= Goal =
Scan the lines below for the string "your" and copy every one that has it.

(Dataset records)

[START]

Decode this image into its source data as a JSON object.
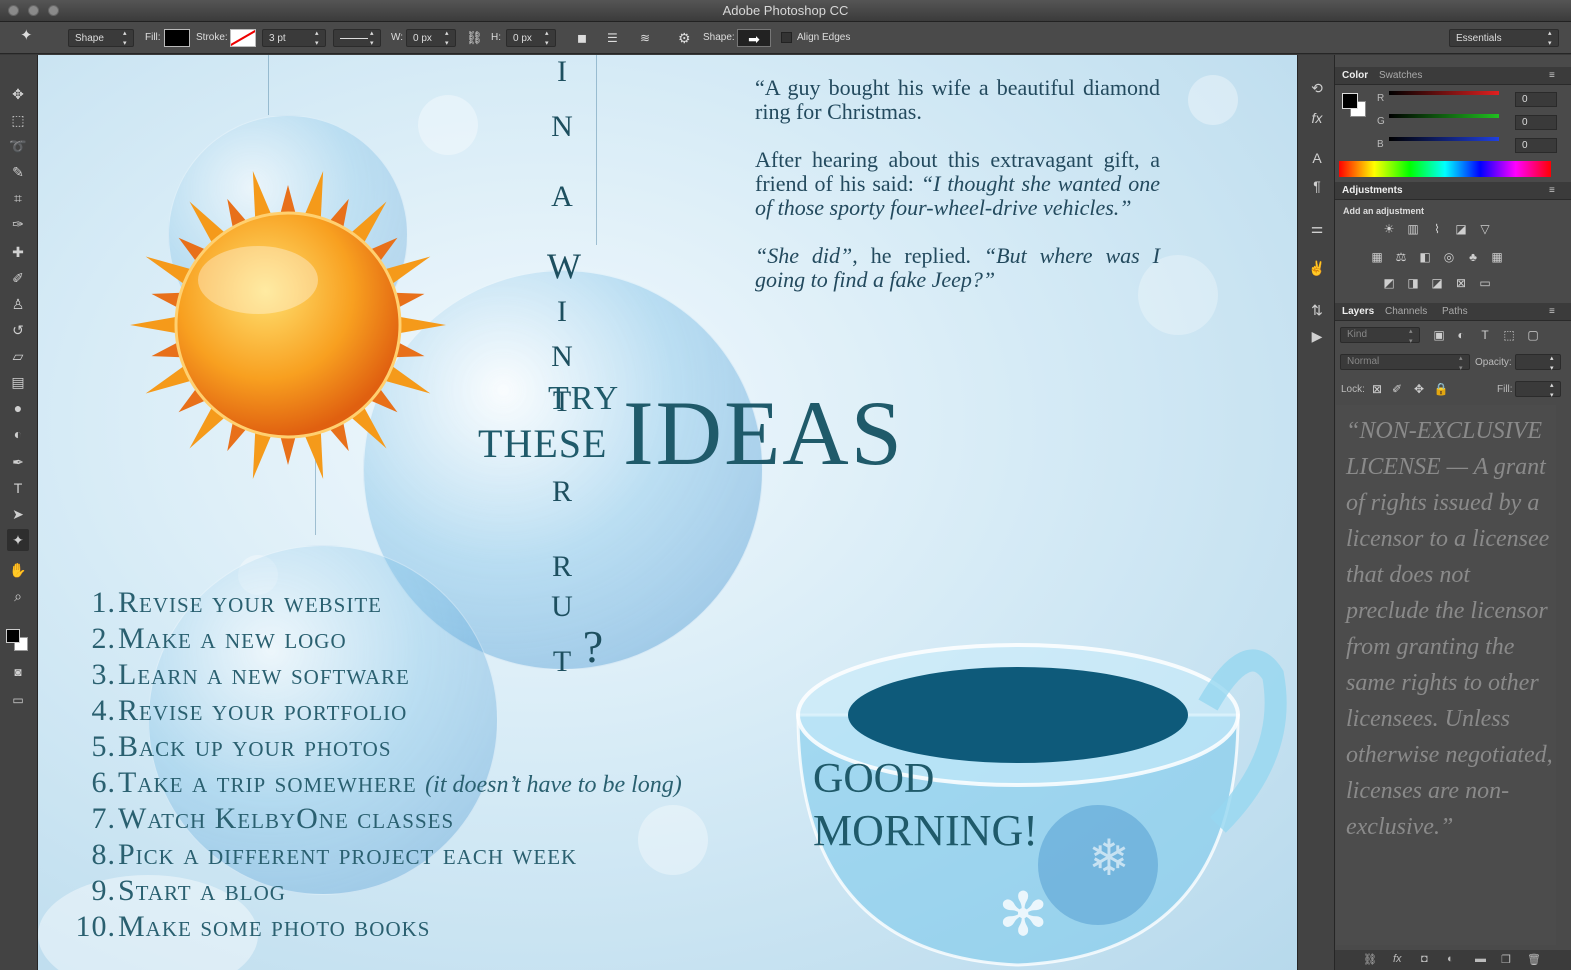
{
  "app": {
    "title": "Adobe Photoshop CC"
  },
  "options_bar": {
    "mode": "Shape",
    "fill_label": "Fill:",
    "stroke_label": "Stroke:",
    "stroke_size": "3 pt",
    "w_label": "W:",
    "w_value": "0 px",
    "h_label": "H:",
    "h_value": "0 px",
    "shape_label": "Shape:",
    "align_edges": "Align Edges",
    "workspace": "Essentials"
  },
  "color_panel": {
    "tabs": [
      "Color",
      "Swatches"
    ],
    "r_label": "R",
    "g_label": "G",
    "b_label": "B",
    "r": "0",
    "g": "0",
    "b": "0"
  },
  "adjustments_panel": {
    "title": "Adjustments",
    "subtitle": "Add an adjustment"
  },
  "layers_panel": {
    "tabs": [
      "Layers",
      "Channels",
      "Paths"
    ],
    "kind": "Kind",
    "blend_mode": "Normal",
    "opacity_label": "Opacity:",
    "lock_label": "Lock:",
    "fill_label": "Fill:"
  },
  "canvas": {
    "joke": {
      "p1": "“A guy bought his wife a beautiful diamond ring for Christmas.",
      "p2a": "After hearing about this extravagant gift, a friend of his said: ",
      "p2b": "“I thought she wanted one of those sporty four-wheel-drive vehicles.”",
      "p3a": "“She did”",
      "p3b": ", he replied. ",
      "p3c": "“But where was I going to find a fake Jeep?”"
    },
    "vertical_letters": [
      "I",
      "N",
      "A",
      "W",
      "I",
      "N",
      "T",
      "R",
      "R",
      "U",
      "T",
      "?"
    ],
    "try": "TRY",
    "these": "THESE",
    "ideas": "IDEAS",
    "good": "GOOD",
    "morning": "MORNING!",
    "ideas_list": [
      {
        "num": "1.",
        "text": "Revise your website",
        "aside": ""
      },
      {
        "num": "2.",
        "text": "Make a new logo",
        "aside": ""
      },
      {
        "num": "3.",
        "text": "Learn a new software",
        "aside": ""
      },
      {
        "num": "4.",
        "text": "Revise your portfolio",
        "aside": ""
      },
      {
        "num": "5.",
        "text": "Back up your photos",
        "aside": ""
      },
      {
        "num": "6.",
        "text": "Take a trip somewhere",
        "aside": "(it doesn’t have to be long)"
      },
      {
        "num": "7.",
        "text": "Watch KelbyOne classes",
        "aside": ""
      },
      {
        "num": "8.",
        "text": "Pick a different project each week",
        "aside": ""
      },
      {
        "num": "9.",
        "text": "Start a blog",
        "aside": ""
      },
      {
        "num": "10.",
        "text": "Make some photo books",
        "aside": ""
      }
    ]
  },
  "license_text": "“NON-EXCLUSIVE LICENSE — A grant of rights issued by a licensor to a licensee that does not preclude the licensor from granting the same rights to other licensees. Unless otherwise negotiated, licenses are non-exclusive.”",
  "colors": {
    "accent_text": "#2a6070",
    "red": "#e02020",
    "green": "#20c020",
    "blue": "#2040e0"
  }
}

[END]

= Written response =
        "text": "Revise your website",
        "text": "Revise your portfolio",
        "text": "Back up your photos",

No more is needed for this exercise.